* [Selected extract]:
So dark, so expensive. Vancouver photo via Flickr user Colin Knowles
Have you ever thought about calling your landlord and politely asking to pay less rent every month? If you apply standard "you miss 100 percent of the shots you don't take" logic, this should be a regular broke millennial practice—maybe even an annual hashtag.
It turns out this actually works in Calgary. Thanks to a tumbling provincial economy and fewer migrating workers, landlords are struggling to keep tenants, and are saying "yes" to the ones who ask nicely for a discount.
"I asked this summer, at renewal time," one Calgarian tweeted at a Calgary Heraldreporter earlier this week. "They offered a rate even lower than what I proposed." Another tenant said she got $375 a month knocked off her monthly housing bill. "That essentially puts almost $5,000 more net income into our household that we can save," she told the Herald. "It's huge."
Because I'm a naturally jealous person, I immediately tried to think of ways I could recreate this scenario in Vancouver. An aspirational reading of the news that Vancouver home sales "plunged" 38.8 percent in October suggested to me that my rental situation is surely about to follow suit. If the out-of-control real estate bonanza is finally over, shouldn't renters start to see some relief?
Obviously I didn't want to get too greedy, so I called up my landlord, and casually brought up a notice of rent increase he mailed me this week. It turns out the maximum rent hike in British Columbia is going up in the new year (3.7 percent, up from 2.9), which somehow gave me the impression this stuff is arbitrary and negotiable. Since detached home prices in the city just turned a corner—down 0.8 percent from last month—I legit thought I could talk him out of adding ~$500 to my annual rent.
Let's just say my skills of tact and persuasion were no match for a less-than-one-percent vacancy rate, and a landlord who pretty well understands he could still get away with charging $2,300 for a mediocre one bedroom apartments in the West End if he really wanted to.
Still worried that this might be some personal failing on my part, I called up Canadian Centre for Policy Alternatives lead economist Marc Lee to figure out how soon Vancouver rents will return to Earth, now that investors and speculators have chilled out. Unfortunately the news wasn't what I (or any renter) wants to hear. Bottom line: Toronto and Vancouver aren't going to get Calgary-style rent discounts anytime soon.
Lee told me that the rental problems in both Vancouver and Toronto have been decades in the making, and could take another generation to fully sort out. In the 1980s there were actually tax incentives for developers to build cheap rental stock, but those breaks evaporated in various rounds of budget cuts. Condos became the construction project of choice, which are easily marketed to out-of-city owners in pre-sales, bringing in yuppies from the US, China and other parts of Canada.
That population growth, driven by interprovincial and international migration, is what deepens rental shortages in Canada's major urban centres. On top of that, Vancouver's slowing market spurred by a recent foreign investor tax may actually make things worse for people in Toronto. Some investors are moving into other parts of BC or Seattle, but many are seeing Toronto real estate as the next best place to park their money. "We need more time and data," says Lee, "but we're seeing some or maybe a lot of what was coming to Vancouver now shifting to Toronto."

* [Objectives]:
1. In the article on falling rents, by how much did Vancouver home sales fall in October?
2. Write out word for word the part of the article on rents that starts at "Still worried that" and ends after "discounts anytime soon.".

* [Data section]:
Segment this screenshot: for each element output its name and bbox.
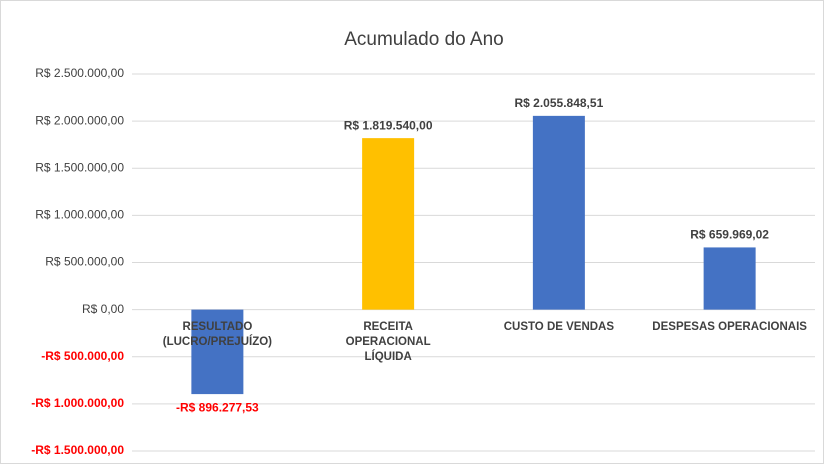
y-tick-label: -R$ 1.000.000,00 bbox=[31, 396, 124, 410]
x-tick-label: CUSTO DE VENDAS bbox=[503, 320, 615, 333]
y-tick-label: R$ 1.500.000,00 bbox=[35, 160, 124, 174]
y-tick-label: R$ 1.000.000,00 bbox=[35, 208, 124, 222]
x-tick-label: RESULTADO (LUCRO/PREJUÍZO) bbox=[162, 320, 272, 348]
data-label: R$ 2.055.848,51 bbox=[515, 96, 604, 110]
bar bbox=[362, 138, 415, 310]
bar bbox=[532, 115, 585, 310]
y-tick-label: -R$ 1.500.000,00 bbox=[31, 443, 124, 457]
data-label: R$ 1.819.540,00 bbox=[344, 118, 433, 132]
bar bbox=[191, 309, 244, 395]
y-tick-label: -R$ 500.000,00 bbox=[41, 349, 124, 363]
y-tick-label: R$ 500.000,00 bbox=[45, 255, 124, 269]
chart-title: Acumulado do Ano bbox=[344, 29, 504, 50]
data-label: -R$ 896.277,53 bbox=[176, 400, 259, 414]
x-tick-label: RECEITA OPERACIONAL LÍQUIDA bbox=[345, 320, 431, 363]
y-tick-label: R$ 0,00 bbox=[82, 302, 124, 316]
x-tick-label: DESPESAS OPERACIONAIS bbox=[652, 320, 807, 333]
y-tick-label: R$ 2.000.000,00 bbox=[35, 113, 124, 127]
bar bbox=[703, 247, 756, 310]
data-label: R$ 659.969,02 bbox=[690, 228, 769, 242]
y-tick-label: R$ 2.500.000,00 bbox=[35, 66, 124, 80]
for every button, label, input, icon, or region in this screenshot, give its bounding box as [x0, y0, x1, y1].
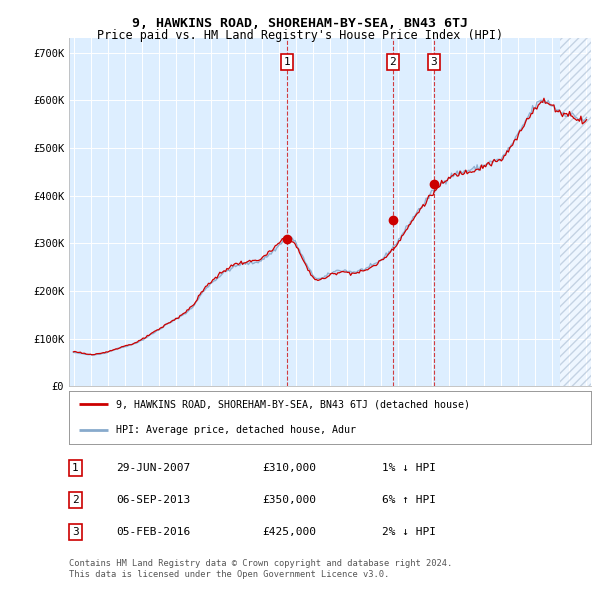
Text: 2: 2: [389, 57, 396, 67]
Text: 1% ↓ HPI: 1% ↓ HPI: [382, 463, 436, 473]
Text: 1: 1: [72, 463, 79, 473]
Text: HPI: Average price, detached house, Adur: HPI: Average price, detached house, Adur: [116, 425, 356, 435]
Text: Contains HM Land Registry data © Crown copyright and database right 2024.
This d: Contains HM Land Registry data © Crown c…: [69, 559, 452, 579]
Text: 2% ↓ HPI: 2% ↓ HPI: [382, 527, 436, 537]
Text: 2: 2: [72, 495, 79, 505]
Text: 29-JUN-2007: 29-JUN-2007: [116, 463, 190, 473]
Text: Price paid vs. HM Land Registry's House Price Index (HPI): Price paid vs. HM Land Registry's House …: [97, 30, 503, 42]
Text: 3: 3: [72, 527, 79, 537]
Text: 6% ↑ HPI: 6% ↑ HPI: [382, 495, 436, 505]
Text: £425,000: £425,000: [262, 527, 316, 537]
Text: 06-SEP-2013: 06-SEP-2013: [116, 495, 190, 505]
Text: 3: 3: [431, 57, 437, 67]
Text: £310,000: £310,000: [262, 463, 316, 473]
Text: 05-FEB-2016: 05-FEB-2016: [116, 527, 190, 537]
Text: 1: 1: [284, 57, 290, 67]
Text: 9, HAWKINS ROAD, SHOREHAM-BY-SEA, BN43 6TJ: 9, HAWKINS ROAD, SHOREHAM-BY-SEA, BN43 6…: [132, 17, 468, 30]
Text: 9, HAWKINS ROAD, SHOREHAM-BY-SEA, BN43 6TJ (detached house): 9, HAWKINS ROAD, SHOREHAM-BY-SEA, BN43 6…: [116, 399, 470, 409]
Text: £350,000: £350,000: [262, 495, 316, 505]
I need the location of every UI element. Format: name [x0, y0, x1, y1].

* [Results of the tasks]:
1. They fell 38.8 percent.

2.
Still worried that this might be some personal failing on my part, I called up Canadian Centre for Policy Alternatives lead economist Marc Lee to figure out how soon Vancouver rents will return to Earth, now that investors and speculators have chilled out. Unfortunately the news wasn't what I (or any renter) wants to hear. Bottom line: Toronto and Vancouver aren't going to get Calgary-style rent discounts anytime soon.